**Task requirements**
Wherever "representation" appears in a line, list that line.

Excerpts from a figure dataset:
_ _ _
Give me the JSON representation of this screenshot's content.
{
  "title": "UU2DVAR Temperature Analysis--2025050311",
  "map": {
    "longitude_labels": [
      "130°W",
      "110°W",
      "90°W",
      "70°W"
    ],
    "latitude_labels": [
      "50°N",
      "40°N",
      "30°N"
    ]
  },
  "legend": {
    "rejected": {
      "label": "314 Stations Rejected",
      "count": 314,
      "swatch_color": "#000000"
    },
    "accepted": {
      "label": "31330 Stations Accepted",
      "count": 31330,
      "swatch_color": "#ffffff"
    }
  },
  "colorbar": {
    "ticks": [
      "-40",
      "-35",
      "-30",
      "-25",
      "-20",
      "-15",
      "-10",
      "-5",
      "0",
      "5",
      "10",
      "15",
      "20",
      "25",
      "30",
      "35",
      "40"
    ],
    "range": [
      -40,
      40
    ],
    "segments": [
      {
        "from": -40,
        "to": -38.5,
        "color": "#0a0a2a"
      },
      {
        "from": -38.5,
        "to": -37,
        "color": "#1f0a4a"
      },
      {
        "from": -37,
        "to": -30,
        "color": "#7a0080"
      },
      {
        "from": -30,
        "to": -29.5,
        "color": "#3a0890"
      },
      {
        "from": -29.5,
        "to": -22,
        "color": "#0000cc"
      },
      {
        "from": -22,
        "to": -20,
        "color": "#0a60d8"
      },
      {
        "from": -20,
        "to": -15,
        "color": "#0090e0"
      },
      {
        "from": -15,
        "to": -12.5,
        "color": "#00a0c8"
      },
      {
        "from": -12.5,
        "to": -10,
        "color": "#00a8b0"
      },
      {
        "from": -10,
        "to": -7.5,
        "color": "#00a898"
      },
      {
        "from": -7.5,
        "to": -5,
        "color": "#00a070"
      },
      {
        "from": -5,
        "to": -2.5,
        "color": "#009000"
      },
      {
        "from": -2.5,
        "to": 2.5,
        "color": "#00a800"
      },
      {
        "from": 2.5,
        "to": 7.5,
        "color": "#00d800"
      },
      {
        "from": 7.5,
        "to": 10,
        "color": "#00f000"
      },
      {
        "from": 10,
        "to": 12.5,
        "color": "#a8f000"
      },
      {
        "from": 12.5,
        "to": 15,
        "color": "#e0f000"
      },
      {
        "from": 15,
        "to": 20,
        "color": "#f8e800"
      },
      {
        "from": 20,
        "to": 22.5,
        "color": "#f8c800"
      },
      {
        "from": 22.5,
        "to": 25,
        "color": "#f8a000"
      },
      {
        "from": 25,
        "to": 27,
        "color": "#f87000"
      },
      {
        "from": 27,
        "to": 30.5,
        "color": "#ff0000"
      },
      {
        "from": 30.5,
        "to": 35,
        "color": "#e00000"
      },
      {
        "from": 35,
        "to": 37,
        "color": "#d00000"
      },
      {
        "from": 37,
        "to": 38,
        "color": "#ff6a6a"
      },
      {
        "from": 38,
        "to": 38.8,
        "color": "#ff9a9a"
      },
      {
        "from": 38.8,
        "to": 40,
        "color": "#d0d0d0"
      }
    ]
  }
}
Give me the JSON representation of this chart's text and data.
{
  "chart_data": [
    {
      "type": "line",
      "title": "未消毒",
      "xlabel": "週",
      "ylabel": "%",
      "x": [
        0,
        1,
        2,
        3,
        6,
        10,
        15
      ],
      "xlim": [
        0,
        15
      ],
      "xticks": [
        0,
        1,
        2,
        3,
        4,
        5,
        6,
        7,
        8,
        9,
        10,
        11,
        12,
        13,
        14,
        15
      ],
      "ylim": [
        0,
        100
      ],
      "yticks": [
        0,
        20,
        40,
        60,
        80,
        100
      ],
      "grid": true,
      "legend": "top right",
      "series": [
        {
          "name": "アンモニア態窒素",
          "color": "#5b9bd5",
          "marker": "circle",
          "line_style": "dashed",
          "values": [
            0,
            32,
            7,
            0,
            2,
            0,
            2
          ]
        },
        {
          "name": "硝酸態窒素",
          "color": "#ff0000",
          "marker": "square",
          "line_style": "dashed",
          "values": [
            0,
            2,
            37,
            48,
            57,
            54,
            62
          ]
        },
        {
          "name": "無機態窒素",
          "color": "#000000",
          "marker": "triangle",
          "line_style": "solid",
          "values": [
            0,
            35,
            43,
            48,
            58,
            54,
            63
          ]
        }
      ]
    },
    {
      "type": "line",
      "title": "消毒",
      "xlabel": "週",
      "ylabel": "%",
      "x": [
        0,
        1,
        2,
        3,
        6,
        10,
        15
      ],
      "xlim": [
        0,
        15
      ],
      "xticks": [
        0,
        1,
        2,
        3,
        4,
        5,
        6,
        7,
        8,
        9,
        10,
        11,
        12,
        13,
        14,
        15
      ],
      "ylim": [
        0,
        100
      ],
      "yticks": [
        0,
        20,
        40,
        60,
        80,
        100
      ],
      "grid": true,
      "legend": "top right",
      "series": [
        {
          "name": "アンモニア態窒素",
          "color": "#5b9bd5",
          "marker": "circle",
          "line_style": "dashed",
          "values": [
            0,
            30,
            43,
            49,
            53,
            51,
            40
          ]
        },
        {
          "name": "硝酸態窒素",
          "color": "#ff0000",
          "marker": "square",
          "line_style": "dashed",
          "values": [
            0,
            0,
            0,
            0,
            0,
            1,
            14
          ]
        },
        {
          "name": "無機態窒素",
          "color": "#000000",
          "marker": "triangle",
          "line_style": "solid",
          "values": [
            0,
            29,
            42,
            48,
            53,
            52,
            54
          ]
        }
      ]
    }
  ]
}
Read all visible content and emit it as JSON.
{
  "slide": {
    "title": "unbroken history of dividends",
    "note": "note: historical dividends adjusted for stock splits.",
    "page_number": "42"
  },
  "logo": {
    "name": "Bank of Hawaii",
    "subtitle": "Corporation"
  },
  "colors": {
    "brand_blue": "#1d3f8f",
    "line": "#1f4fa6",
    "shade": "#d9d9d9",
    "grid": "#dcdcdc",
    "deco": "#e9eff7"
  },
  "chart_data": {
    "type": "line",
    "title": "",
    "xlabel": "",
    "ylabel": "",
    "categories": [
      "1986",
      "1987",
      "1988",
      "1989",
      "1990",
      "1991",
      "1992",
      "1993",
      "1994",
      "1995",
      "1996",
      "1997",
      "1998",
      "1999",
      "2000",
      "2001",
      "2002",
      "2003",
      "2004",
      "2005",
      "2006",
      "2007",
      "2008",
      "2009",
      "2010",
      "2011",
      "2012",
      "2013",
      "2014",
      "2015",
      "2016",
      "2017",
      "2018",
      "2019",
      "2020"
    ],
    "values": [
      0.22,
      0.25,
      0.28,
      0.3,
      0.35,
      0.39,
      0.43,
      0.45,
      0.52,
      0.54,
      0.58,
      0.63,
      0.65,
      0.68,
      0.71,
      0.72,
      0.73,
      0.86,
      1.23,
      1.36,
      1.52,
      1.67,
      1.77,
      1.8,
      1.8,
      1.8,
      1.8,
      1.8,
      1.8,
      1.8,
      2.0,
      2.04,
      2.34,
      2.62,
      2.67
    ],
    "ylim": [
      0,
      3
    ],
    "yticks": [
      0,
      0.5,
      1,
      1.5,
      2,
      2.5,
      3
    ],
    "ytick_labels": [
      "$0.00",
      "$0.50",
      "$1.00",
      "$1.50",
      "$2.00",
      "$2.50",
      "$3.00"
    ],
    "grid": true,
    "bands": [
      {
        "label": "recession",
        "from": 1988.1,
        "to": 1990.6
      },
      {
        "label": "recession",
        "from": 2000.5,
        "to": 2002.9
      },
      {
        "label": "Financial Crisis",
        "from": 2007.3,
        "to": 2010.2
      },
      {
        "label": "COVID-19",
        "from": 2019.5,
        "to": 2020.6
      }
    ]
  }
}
_ _ _
**Final result**
Give me the JSON representation of this screenshot's content.
Give me the JSON representation of this chart's text and data.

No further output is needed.